--- 課題内容 ---
課題文のうち「ここには、私の中にいる沢山の」から「諍っているのかも分からない。」までの箇所を、一字も変えずにもう一度書き出してください。

ここには、私の中にいる沢山の私が登場人物の声を借りてひたすらに会話を繰り返しているようでした。

声は点々としていました。あそこでの言葉に対して何十ページも後に応えていて、一つの意図で繋がっているような。

諦観しているのか分からない。希望を持っているのかも分からない。そんなもんだ、と受け入れているのかも分からないし、世に諍っているのかも分からない。

最近の私と言いますと、大変お恥ずかしながら世の中に一切の希望のようなものを持っていません。「誰かのために生きるなんてばかばかしい」と言って、捻くれてトンガって、「私は自分の人生を生きています、こんなに個性的で、私ってなんて面白い人間なんでしょう」と10代の頃から主張して本気で思っていたのに、結局何をしても「誰かの模倣」でしかなく、そうにしかならない、最悪な状態だということに気がつきました。「誰かのために生きる」方がまだオリジナリティがあっていいよな、と。あんだけばかにして、見下してきた状態よりもはるかに最悪だったのです。

この本は、明確にされた言葉として私の中で話し合いを始めたようでした。

--- 提供項目 ---
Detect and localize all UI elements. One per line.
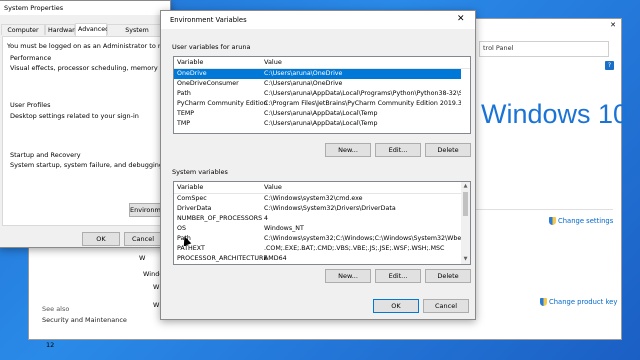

==

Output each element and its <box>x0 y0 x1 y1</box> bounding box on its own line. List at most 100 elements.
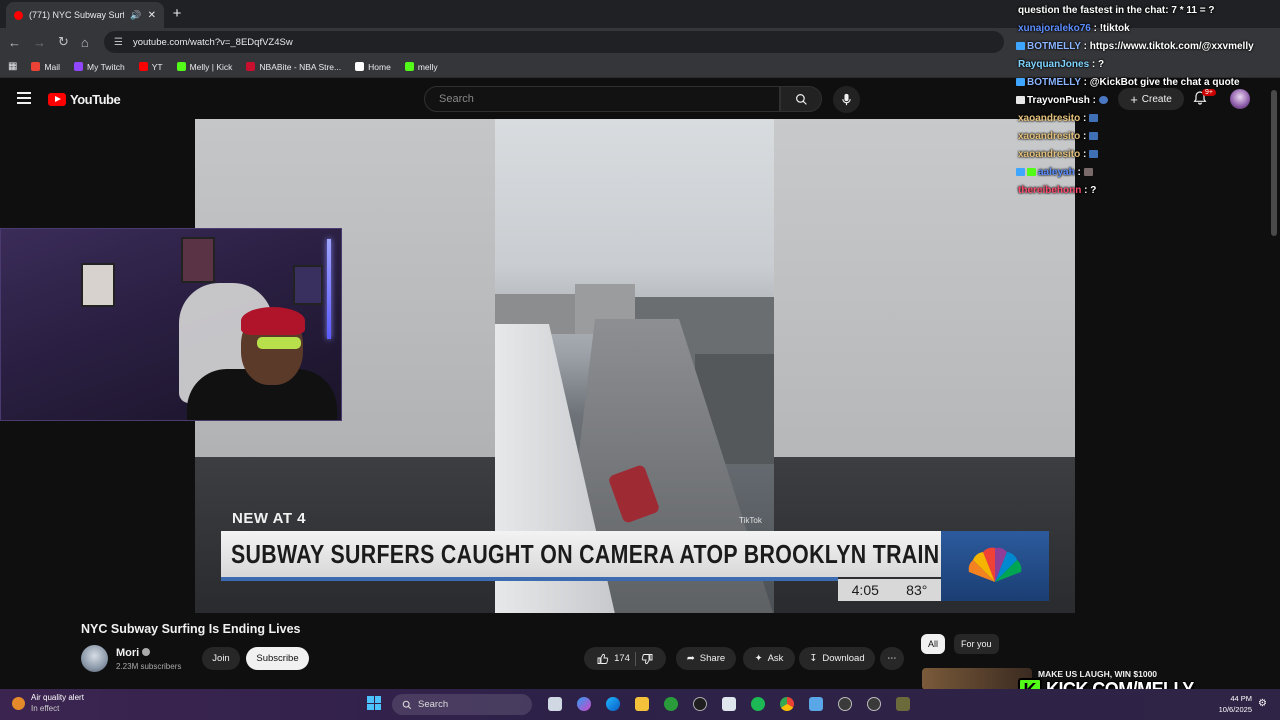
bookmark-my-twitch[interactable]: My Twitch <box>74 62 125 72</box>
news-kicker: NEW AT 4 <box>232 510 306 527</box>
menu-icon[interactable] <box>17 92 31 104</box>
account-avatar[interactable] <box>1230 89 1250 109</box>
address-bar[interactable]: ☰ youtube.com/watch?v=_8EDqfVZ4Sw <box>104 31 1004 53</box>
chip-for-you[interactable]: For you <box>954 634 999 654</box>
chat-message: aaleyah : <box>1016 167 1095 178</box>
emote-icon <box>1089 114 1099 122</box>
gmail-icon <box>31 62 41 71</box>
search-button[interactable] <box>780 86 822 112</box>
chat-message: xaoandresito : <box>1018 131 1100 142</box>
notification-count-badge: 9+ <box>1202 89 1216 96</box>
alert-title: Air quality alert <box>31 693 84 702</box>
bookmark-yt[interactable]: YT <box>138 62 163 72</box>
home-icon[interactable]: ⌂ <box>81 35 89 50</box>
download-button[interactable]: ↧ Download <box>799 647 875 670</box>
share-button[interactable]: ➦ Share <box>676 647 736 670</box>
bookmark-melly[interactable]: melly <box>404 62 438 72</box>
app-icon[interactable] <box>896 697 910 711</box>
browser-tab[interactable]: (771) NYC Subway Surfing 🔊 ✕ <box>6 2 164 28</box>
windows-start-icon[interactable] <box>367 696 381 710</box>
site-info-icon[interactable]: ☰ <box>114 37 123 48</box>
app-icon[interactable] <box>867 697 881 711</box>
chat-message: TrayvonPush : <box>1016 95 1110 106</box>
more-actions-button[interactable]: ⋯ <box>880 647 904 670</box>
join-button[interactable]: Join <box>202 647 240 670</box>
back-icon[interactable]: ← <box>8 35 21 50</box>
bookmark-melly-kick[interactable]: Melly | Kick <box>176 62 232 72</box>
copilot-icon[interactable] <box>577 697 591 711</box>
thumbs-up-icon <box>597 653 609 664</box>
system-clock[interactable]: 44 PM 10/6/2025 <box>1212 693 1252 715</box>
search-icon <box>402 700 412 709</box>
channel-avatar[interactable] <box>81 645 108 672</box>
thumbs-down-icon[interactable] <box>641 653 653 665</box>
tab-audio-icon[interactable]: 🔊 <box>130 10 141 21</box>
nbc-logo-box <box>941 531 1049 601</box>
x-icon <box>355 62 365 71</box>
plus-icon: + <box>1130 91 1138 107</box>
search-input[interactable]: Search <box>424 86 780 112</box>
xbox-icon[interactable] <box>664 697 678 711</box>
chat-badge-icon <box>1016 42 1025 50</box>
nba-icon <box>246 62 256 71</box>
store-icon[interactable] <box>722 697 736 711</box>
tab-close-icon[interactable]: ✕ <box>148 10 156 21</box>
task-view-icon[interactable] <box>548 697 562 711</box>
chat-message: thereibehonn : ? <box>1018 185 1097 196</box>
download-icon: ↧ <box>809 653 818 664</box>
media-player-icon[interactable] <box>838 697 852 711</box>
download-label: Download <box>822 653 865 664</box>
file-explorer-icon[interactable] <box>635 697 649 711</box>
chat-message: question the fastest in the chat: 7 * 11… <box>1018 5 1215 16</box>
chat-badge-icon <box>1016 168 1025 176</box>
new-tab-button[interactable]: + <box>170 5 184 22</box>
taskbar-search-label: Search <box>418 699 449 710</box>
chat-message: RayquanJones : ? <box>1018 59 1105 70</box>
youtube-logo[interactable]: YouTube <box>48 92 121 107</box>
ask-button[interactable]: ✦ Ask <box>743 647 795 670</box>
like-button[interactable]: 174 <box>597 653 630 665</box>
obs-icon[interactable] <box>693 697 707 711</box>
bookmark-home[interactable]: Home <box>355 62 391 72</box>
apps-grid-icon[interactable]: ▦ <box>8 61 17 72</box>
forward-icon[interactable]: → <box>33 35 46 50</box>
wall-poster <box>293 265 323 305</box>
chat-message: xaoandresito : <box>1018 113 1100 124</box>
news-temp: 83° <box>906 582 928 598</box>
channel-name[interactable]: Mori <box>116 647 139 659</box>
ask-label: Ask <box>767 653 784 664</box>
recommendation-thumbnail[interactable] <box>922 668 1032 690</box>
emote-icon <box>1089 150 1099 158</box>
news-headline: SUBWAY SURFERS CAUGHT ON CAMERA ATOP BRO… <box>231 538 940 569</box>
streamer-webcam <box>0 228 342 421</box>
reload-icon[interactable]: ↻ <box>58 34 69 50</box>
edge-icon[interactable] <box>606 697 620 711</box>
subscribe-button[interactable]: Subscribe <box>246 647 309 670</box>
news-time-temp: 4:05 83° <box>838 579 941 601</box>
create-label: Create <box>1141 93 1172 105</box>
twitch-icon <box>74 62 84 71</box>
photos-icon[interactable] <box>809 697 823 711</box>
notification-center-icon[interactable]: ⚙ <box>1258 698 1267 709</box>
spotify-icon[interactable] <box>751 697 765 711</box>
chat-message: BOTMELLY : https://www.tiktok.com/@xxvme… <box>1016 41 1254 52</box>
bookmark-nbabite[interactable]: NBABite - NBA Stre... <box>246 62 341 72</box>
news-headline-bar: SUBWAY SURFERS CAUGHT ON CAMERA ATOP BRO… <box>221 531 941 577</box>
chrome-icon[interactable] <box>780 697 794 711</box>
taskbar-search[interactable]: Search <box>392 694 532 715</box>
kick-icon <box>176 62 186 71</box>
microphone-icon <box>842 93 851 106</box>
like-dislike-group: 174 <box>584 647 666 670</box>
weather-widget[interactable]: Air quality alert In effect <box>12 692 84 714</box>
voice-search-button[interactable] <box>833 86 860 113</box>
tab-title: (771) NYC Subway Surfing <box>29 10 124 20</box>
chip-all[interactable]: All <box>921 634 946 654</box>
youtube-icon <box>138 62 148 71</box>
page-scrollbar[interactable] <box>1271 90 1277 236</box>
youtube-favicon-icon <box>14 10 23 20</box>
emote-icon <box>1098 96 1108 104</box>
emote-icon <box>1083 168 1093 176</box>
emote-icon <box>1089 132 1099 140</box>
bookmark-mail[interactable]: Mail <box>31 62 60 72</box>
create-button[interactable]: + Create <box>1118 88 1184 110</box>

--- 解答例 ---
ここには、私の中にいる沢山の私が登場人物の声を借りてひたすらに会話を繰り返しているようでした。

声は点々としていました。あそこでの言葉に対して何十ページも後に応えていて、一つの意図で繋がっているような。

諦観しているのか分からない。希望を持っているのかも分からない。そんなもんだ、と受け入れているのかも分からないし、世に諍っているのかも分からない。